Figure record listings
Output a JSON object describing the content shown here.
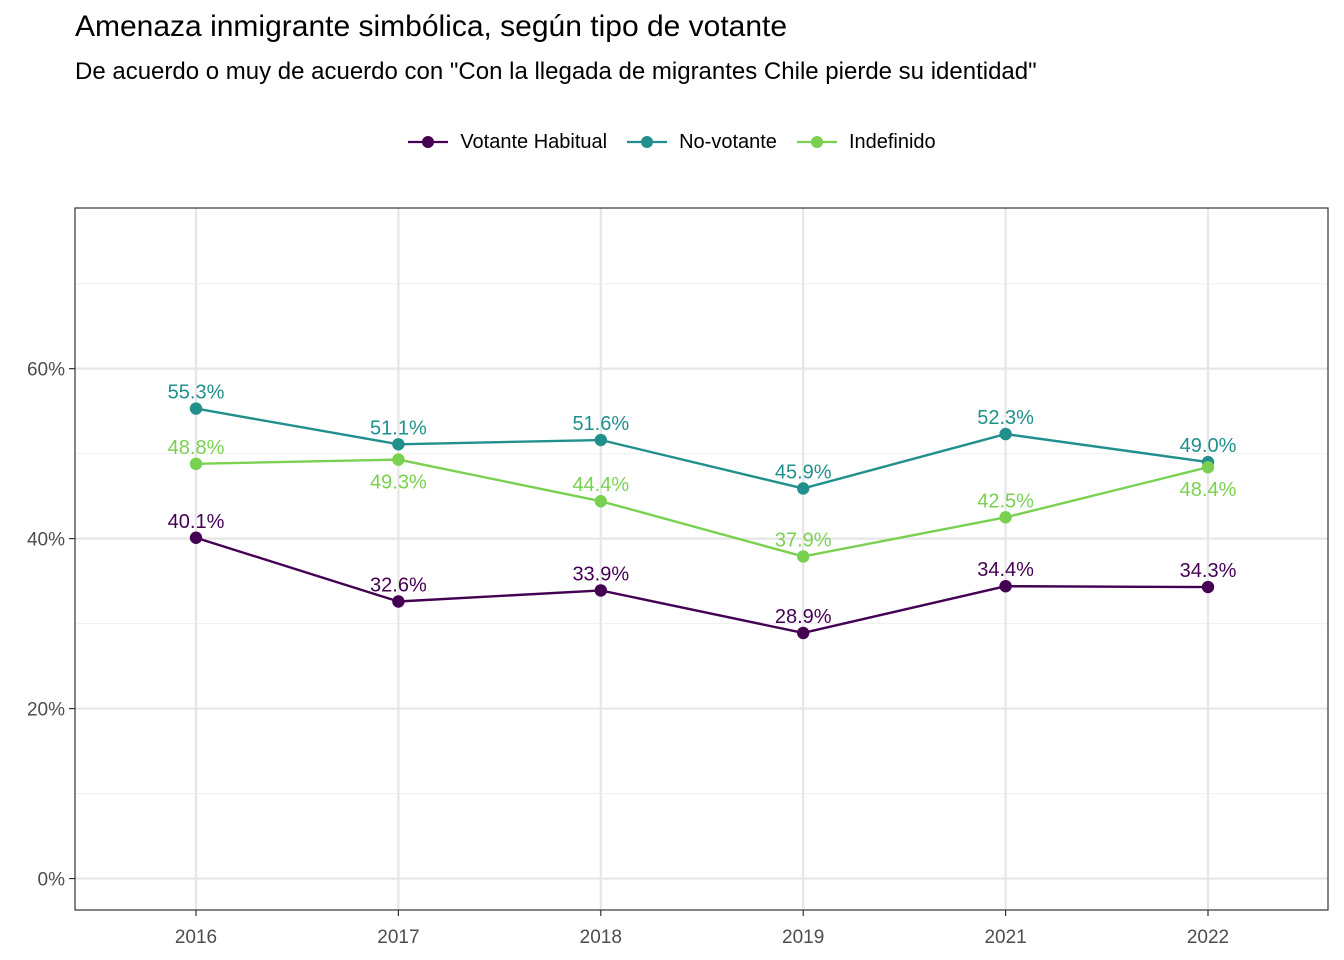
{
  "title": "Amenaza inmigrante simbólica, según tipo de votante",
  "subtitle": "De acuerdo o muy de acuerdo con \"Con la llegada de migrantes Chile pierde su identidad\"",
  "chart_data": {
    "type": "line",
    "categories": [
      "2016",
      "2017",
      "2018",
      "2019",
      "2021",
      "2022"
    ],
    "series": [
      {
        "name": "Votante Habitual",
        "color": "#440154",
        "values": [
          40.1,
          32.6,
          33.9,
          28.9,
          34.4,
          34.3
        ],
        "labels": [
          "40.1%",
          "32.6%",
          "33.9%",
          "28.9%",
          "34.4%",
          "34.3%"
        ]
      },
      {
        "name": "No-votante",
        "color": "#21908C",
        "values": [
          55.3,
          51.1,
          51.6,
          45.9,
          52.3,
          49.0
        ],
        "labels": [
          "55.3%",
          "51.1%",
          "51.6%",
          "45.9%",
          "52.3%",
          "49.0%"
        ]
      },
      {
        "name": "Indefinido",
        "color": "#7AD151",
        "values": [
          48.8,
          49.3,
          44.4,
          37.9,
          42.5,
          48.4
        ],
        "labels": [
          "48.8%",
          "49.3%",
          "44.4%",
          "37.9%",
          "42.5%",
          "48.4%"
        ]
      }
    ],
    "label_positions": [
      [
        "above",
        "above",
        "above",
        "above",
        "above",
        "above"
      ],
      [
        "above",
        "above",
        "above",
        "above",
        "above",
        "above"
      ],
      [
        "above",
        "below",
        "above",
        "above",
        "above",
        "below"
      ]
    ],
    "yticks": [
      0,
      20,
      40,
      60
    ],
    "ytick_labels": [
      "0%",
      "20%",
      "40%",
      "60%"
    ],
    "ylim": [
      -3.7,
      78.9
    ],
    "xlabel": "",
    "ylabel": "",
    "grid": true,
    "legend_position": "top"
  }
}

**Given task**
Exclude the pictures and repeat every other part of the records word for word.

**Reply**
Output a JSON object describing the content shown here.
{
  "title": "Amenaza inmigrante simbólica, según tipo de votante",
  "subtitle": "De acuerdo o muy de acuerdo con \"Con la llegada de migrantes Chile pierde su identidad\"",
  "chart_data": {
    "type": "line",
    "categories": [
      "2016",
      "2017",
      "2018",
      "2019",
      "2021",
      "2022"
    ],
    "series": [
      {
        "name": "Votante Habitual",
        "color": "#440154",
        "values": [
          40.1,
          32.6,
          33.9,
          28.9,
          34.4,
          34.3
        ],
        "labels": [
          "40.1%",
          "32.6%",
          "33.9%",
          "28.9%",
          "34.4%",
          "34.3%"
        ]
      },
      {
        "name": "No-votante",
        "color": "#21908C",
        "values": [
          55.3,
          51.1,
          51.6,
          45.9,
          52.3,
          49.0
        ],
        "labels": [
          "55.3%",
          "51.1%",
          "51.6%",
          "45.9%",
          "52.3%",
          "49.0%"
        ]
      },
      {
        "name": "Indefinido",
        "color": "#7AD151",
        "values": [
          48.8,
          49.3,
          44.4,
          37.9,
          42.5,
          48.4
        ],
        "labels": [
          "48.8%",
          "49.3%",
          "44.4%",
          "37.9%",
          "42.5%",
          "48.4%"
        ]
      }
    ],
    "label_positions": [
      [
        "above",
        "above",
        "above",
        "above",
        "above",
        "above"
      ],
      [
        "above",
        "above",
        "above",
        "above",
        "above",
        "above"
      ],
      [
        "above",
        "below",
        "above",
        "above",
        "above",
        "below"
      ]
    ],
    "yticks": [
      0,
      20,
      40,
      60
    ],
    "ytick_labels": [
      "0%",
      "20%",
      "40%",
      "60%"
    ],
    "ylim": [
      -3.7,
      78.9
    ],
    "xlabel": "",
    "ylabel": "",
    "grid": true,
    "legend_position": "top"
  }
}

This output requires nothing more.